◆ **Supplied material**:
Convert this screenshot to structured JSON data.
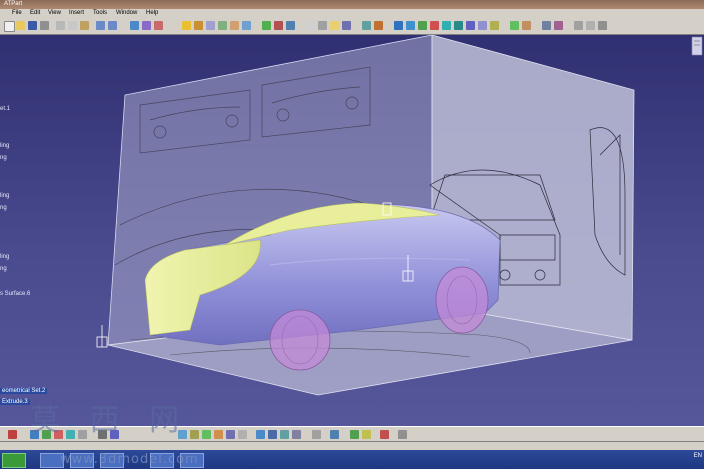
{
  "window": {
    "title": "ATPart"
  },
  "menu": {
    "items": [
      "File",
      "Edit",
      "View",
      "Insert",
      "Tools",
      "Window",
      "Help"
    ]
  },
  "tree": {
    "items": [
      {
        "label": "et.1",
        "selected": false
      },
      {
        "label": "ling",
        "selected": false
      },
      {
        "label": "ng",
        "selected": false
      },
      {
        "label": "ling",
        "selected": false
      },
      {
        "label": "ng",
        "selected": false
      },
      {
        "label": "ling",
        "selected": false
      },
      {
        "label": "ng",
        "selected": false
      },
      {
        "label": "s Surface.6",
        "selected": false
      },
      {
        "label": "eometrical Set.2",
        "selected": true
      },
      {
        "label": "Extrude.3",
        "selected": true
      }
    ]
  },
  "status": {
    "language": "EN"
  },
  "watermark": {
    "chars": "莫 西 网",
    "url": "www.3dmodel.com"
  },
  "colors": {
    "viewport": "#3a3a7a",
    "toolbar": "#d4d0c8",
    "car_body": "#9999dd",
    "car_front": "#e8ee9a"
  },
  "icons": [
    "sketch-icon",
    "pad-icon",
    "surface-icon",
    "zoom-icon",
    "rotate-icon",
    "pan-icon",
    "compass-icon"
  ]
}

◆ **Work to do**: Repeat the records in full, exactly as they appear, without the pictures.

◆ **Response**:
Convert this screenshot to structured JSON data.
{
  "window": {
    "title": "ATPart"
  },
  "menu": {
    "items": [
      "File",
      "Edit",
      "View",
      "Insert",
      "Tools",
      "Window",
      "Help"
    ]
  },
  "tree": {
    "items": [
      {
        "label": "et.1",
        "selected": false
      },
      {
        "label": "ling",
        "selected": false
      },
      {
        "label": "ng",
        "selected": false
      },
      {
        "label": "ling",
        "selected": false
      },
      {
        "label": "ng",
        "selected": false
      },
      {
        "label": "ling",
        "selected": false
      },
      {
        "label": "ng",
        "selected": false
      },
      {
        "label": "s Surface.6",
        "selected": false
      },
      {
        "label": "eometrical Set.2",
        "selected": true
      },
      {
        "label": "Extrude.3",
        "selected": true
      }
    ]
  },
  "status": {
    "language": "EN"
  },
  "watermark": {
    "chars": "莫 西 网",
    "url": "www.3dmodel.com"
  },
  "colors": {
    "viewport": "#3a3a7a",
    "toolbar": "#d4d0c8",
    "car_body": "#9999dd",
    "car_front": "#e8ee9a"
  },
  "icons": [
    "sketch-icon",
    "pad-icon",
    "surface-icon",
    "zoom-icon",
    "rotate-icon",
    "pan-icon",
    "compass-icon"
  ]
}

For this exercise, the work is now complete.